Given problem – Return every line of the material unchanged, from its first line through the line holding "- Text: CH₃: CH₃: [295, 78, 318, 91]", inclusive.
BEGIN Materials provided
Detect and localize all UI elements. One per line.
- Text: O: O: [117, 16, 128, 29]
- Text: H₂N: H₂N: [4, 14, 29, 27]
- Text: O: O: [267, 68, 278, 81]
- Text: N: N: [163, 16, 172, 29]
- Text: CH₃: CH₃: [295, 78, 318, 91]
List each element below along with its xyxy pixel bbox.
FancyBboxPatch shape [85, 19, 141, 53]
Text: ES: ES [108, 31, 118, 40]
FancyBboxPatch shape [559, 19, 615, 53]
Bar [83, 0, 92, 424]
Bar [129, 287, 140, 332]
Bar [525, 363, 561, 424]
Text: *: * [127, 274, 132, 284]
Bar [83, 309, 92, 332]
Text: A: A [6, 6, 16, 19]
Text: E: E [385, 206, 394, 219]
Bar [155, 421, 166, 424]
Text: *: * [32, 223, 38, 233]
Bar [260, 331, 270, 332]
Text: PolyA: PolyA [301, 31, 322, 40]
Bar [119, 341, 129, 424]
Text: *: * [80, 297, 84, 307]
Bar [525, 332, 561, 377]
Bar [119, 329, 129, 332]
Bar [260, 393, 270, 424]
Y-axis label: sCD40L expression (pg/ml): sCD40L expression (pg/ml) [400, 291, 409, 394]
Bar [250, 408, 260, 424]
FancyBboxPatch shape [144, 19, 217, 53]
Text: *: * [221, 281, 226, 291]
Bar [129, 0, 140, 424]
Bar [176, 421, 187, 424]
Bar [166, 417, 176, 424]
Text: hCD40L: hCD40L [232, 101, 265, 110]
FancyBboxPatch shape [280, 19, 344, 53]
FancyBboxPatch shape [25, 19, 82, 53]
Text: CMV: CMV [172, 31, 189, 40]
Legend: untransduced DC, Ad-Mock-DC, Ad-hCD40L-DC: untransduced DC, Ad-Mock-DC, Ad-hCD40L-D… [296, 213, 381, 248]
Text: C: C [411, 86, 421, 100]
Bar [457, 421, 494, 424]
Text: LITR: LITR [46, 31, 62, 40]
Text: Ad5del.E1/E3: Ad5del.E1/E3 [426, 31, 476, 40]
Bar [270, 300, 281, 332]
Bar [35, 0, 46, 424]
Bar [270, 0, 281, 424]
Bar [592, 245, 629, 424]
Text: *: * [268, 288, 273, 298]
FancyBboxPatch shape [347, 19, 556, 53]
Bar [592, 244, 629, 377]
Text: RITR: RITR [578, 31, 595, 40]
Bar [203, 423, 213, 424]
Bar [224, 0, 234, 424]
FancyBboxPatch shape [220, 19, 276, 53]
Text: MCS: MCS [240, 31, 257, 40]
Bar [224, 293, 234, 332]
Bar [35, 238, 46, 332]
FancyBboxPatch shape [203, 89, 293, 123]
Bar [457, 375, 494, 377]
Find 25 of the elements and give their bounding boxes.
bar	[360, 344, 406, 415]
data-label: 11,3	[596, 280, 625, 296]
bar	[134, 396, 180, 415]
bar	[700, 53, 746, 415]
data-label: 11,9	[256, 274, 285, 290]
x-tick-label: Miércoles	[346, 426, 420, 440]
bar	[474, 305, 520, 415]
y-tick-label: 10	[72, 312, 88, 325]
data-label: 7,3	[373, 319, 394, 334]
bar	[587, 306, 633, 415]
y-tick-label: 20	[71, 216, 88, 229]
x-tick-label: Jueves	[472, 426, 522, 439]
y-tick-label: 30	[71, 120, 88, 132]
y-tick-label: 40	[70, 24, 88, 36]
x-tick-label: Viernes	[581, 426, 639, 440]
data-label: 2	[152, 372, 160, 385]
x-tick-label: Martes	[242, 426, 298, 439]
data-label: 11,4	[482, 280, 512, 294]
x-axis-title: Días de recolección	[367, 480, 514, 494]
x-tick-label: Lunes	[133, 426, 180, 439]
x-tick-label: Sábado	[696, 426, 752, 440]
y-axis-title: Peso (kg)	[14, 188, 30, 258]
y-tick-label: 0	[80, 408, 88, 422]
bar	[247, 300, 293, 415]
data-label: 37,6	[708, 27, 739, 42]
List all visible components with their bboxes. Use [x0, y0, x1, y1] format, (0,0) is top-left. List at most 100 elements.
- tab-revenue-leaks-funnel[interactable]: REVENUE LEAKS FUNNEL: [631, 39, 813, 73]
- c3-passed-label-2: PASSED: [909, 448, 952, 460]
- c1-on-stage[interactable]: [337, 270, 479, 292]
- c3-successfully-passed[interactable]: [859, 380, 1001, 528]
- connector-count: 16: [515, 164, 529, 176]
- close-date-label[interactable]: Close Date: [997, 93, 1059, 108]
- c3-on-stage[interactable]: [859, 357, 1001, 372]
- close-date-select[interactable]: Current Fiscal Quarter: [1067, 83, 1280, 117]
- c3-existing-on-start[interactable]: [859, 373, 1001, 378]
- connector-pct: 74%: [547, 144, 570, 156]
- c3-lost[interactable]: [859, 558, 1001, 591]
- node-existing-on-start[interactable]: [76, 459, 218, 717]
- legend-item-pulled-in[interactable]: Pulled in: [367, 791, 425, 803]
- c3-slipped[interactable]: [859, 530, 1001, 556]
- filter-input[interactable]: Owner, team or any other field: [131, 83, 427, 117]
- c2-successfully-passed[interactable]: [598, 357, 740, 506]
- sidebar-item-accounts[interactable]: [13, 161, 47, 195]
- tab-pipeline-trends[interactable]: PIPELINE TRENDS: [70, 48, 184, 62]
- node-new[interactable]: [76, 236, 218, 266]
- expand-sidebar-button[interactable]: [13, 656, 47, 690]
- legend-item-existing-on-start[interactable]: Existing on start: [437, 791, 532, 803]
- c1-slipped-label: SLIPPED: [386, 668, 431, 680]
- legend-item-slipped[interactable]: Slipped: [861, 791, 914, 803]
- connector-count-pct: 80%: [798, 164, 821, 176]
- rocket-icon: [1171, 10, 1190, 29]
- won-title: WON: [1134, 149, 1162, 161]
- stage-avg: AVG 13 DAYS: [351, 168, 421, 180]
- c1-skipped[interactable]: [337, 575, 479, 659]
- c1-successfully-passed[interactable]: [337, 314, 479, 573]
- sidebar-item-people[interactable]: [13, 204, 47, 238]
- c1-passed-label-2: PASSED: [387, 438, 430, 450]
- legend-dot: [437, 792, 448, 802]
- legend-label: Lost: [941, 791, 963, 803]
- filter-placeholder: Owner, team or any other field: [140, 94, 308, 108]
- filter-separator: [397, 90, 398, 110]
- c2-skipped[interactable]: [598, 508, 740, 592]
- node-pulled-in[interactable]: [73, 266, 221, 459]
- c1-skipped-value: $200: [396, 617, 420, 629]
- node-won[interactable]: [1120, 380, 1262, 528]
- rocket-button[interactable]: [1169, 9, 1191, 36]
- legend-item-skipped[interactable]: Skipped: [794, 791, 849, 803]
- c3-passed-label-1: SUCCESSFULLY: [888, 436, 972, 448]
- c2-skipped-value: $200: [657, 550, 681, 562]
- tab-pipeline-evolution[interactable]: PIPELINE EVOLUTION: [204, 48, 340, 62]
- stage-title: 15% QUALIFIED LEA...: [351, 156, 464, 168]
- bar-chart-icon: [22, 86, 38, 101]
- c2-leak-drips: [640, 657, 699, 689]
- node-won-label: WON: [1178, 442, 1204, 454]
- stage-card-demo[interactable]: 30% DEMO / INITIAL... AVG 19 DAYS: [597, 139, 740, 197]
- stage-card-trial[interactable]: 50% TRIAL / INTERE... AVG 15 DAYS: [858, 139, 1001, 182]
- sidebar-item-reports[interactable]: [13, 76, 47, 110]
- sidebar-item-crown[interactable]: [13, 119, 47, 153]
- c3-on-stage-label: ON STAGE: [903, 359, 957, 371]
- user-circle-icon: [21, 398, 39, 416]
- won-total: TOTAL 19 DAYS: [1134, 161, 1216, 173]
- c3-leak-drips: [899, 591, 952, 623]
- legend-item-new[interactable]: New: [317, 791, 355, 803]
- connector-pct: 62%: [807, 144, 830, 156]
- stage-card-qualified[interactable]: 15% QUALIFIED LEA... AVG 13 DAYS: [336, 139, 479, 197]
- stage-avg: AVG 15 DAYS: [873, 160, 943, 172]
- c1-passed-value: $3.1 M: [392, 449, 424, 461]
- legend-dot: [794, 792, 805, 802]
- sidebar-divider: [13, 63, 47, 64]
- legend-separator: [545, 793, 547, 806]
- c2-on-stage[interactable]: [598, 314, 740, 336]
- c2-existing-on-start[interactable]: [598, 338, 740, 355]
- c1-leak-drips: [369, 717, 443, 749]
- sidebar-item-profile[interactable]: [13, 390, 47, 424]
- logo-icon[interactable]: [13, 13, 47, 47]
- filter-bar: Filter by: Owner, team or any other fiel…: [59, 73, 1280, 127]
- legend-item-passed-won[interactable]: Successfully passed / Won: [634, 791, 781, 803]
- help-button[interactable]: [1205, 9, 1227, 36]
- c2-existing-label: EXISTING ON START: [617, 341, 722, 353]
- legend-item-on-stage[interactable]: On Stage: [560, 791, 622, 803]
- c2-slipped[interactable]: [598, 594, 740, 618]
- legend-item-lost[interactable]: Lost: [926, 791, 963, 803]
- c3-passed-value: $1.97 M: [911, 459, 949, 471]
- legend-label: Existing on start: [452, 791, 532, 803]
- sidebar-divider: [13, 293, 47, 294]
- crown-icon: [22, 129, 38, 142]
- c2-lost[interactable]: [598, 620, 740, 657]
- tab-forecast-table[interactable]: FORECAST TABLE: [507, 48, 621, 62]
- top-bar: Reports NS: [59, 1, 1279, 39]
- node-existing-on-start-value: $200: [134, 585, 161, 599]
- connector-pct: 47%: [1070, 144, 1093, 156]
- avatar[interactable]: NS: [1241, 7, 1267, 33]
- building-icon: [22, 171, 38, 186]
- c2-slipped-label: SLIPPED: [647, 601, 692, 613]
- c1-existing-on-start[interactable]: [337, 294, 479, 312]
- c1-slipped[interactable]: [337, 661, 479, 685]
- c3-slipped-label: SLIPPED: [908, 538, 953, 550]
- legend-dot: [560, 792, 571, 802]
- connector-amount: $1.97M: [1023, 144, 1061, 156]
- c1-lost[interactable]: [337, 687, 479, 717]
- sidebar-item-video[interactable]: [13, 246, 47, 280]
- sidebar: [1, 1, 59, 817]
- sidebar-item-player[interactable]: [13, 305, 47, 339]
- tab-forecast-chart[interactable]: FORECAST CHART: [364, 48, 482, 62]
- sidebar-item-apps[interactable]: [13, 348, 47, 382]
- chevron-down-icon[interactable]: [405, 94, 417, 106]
END Materials provided
Expected answer –
Detect and localize all UI elements. One per line.
- Text: O: O: [117, 16, 128, 29]
- Text: H₂N: H₂N: [4, 14, 29, 27]
- Text: O: O: [267, 68, 278, 81]
- Text: N: N: [163, 16, 172, 29]
- Text: CH₃: CH₃: [295, 78, 318, 91]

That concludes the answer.